**Exercise goal:** Go through the entries and count the lines with the string "ἔχει" in them. Give only that number.

**Records provided:**
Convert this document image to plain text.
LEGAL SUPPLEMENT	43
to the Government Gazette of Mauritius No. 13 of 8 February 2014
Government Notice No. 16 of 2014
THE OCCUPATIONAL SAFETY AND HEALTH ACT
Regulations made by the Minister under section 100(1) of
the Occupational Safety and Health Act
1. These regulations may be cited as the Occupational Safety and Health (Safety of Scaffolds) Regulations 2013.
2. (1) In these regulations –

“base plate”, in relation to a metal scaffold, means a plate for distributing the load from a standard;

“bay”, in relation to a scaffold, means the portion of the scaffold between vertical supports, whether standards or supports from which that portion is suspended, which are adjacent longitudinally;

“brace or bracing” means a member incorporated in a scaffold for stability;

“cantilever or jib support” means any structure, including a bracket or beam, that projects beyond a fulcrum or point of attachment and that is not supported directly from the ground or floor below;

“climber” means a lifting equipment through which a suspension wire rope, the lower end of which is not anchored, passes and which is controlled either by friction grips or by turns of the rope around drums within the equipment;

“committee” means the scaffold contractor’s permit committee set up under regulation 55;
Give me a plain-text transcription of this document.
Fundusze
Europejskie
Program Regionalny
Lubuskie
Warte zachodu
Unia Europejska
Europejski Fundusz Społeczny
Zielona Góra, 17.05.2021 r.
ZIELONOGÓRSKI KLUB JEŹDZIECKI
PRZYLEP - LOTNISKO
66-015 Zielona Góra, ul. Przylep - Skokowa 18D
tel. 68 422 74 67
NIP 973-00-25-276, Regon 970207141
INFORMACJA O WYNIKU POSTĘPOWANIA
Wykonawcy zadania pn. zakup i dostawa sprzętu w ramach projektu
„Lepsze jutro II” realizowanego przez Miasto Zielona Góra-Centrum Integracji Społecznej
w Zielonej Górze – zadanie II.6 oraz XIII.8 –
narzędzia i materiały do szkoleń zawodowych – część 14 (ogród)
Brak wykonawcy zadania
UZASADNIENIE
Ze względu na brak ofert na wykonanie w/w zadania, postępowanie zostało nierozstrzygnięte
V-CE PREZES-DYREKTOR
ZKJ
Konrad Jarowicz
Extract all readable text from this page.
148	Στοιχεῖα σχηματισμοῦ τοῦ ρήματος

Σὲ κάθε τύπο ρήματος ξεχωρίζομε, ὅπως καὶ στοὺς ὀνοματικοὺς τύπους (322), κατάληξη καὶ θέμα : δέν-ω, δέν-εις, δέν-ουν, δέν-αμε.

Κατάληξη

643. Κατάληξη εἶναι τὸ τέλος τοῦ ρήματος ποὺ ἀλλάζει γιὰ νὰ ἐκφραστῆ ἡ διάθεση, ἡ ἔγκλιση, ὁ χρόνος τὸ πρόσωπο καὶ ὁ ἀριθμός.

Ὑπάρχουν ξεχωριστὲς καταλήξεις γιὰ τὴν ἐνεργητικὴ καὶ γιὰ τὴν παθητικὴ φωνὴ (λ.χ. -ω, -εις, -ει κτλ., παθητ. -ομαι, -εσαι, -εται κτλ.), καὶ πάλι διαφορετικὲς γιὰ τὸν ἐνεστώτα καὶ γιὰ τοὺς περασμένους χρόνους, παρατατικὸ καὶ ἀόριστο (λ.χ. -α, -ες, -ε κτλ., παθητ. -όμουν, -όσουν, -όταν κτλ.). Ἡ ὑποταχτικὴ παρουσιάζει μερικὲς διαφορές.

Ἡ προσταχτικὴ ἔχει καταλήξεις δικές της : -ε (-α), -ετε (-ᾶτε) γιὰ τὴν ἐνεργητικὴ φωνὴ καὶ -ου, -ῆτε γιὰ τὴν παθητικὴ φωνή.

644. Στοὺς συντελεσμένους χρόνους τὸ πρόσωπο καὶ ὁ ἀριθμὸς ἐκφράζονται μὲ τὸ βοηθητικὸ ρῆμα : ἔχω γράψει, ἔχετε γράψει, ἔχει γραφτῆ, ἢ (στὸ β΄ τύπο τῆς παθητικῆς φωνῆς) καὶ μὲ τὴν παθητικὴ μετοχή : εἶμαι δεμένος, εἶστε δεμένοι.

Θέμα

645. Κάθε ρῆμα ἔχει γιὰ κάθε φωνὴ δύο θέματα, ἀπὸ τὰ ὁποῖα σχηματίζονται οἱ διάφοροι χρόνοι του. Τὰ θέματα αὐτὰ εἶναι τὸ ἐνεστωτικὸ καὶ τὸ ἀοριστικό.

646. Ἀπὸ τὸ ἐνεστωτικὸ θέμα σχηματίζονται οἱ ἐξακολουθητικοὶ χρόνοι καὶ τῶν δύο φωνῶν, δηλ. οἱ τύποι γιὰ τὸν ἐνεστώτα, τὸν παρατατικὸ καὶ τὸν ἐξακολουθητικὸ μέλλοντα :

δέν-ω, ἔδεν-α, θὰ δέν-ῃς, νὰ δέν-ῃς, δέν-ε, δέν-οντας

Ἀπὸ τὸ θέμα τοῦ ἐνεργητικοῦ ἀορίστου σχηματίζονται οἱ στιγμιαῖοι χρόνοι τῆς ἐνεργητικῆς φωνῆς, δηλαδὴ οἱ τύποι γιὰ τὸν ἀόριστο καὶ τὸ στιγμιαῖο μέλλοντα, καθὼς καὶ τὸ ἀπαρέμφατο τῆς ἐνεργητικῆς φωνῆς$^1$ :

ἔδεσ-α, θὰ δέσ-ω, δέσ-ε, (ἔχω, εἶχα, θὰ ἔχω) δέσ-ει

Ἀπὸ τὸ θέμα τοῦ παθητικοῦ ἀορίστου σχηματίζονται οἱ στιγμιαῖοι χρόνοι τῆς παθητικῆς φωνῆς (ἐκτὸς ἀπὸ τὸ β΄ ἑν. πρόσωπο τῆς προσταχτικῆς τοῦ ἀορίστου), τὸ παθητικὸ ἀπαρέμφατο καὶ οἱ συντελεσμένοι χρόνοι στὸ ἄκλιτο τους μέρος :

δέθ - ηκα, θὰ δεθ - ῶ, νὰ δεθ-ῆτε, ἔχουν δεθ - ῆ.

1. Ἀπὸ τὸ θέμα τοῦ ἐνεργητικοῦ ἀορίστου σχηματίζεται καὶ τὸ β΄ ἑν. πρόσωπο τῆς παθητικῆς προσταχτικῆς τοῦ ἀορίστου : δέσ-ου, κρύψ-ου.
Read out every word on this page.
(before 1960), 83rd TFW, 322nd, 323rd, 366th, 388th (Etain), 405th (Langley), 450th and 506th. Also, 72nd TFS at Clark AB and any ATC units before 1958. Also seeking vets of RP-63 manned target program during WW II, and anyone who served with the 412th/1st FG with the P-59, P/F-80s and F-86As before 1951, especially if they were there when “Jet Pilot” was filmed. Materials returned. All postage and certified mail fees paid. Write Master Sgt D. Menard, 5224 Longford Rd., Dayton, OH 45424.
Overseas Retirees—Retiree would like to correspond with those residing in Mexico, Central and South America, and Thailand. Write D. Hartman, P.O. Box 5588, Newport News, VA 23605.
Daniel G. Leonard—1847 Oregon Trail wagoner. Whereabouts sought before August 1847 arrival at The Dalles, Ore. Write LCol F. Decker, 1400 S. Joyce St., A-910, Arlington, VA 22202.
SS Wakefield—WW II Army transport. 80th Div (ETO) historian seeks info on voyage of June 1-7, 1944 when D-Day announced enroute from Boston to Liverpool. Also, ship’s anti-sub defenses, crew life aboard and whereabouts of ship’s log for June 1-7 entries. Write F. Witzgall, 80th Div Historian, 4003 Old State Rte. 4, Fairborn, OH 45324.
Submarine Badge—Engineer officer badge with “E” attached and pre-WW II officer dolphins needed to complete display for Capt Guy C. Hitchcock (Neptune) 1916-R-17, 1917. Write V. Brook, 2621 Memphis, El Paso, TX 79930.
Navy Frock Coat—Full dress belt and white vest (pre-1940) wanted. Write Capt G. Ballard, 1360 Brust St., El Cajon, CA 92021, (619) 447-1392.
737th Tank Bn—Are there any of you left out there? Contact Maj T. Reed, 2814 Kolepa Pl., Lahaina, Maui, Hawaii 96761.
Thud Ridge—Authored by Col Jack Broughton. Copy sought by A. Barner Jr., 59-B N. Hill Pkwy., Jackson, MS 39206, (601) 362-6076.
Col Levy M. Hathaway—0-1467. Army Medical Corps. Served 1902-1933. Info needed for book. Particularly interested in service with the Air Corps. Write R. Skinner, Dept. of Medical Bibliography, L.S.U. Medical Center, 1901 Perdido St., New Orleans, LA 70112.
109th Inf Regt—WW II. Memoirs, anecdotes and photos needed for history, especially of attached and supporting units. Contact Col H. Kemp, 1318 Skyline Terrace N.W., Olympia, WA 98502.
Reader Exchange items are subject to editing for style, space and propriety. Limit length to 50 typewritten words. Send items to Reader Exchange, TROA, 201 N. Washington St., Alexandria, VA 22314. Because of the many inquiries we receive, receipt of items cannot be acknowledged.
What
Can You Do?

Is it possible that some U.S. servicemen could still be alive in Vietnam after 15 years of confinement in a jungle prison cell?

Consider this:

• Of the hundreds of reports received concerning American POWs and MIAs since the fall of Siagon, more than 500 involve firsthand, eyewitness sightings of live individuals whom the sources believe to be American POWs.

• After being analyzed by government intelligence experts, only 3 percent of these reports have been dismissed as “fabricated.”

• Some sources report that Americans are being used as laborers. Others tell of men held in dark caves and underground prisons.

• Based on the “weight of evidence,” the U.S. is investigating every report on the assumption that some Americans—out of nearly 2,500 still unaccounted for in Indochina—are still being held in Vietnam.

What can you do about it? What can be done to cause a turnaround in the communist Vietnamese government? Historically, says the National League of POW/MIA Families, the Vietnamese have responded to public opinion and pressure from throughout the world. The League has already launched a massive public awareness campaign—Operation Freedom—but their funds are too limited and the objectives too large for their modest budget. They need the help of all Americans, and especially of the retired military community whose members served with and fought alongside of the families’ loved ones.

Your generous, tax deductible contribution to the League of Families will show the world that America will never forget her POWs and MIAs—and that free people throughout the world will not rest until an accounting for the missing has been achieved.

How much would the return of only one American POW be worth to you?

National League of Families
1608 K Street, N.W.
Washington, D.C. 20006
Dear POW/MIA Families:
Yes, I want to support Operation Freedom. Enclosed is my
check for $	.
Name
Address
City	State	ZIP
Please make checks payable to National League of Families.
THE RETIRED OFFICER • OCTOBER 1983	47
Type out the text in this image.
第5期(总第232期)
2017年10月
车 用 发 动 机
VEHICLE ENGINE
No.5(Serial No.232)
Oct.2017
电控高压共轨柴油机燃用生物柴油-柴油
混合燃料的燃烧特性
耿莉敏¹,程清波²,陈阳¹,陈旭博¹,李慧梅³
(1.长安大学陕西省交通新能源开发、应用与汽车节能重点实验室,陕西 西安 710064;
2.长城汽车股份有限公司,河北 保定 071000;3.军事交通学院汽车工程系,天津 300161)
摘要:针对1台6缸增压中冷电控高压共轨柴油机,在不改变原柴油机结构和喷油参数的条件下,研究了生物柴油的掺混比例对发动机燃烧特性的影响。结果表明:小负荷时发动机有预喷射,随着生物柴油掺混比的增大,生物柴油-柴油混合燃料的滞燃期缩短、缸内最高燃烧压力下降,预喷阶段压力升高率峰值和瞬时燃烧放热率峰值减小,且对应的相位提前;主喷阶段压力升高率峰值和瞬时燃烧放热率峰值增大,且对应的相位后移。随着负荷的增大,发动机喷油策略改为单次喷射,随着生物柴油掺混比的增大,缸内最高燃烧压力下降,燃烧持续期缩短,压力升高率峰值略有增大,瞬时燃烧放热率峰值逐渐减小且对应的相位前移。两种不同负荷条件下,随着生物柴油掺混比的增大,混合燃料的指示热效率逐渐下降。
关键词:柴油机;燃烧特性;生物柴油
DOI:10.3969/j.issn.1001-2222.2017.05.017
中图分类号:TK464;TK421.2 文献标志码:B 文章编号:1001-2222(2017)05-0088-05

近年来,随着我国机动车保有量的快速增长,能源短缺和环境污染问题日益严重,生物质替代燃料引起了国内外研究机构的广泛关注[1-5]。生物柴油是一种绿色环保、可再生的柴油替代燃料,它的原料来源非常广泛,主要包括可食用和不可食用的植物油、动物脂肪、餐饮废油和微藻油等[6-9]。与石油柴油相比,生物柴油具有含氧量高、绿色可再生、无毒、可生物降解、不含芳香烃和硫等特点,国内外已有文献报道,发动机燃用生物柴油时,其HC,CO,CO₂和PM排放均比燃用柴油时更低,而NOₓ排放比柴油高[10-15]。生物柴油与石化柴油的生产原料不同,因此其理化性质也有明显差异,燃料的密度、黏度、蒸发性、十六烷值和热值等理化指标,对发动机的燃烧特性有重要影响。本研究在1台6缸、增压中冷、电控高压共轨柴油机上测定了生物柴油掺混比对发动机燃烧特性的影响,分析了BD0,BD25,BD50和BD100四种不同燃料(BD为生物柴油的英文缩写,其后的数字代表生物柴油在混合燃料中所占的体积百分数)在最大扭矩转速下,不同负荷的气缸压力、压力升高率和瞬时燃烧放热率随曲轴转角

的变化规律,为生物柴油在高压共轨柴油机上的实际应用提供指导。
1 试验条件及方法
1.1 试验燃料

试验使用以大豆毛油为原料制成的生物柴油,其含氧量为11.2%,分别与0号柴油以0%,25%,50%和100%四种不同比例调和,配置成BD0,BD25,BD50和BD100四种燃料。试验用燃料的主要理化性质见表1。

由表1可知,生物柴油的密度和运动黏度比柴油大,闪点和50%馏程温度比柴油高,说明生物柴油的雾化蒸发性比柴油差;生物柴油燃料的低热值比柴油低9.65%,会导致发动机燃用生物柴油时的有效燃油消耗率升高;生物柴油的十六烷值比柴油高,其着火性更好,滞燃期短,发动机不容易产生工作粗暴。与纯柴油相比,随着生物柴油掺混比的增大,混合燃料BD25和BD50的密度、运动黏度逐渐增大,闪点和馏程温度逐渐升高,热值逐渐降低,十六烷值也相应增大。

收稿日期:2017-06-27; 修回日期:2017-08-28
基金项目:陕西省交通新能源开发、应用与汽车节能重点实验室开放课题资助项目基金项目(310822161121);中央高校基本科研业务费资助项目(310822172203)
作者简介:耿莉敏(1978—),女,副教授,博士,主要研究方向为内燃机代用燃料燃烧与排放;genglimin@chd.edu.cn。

**Correct answer:** 3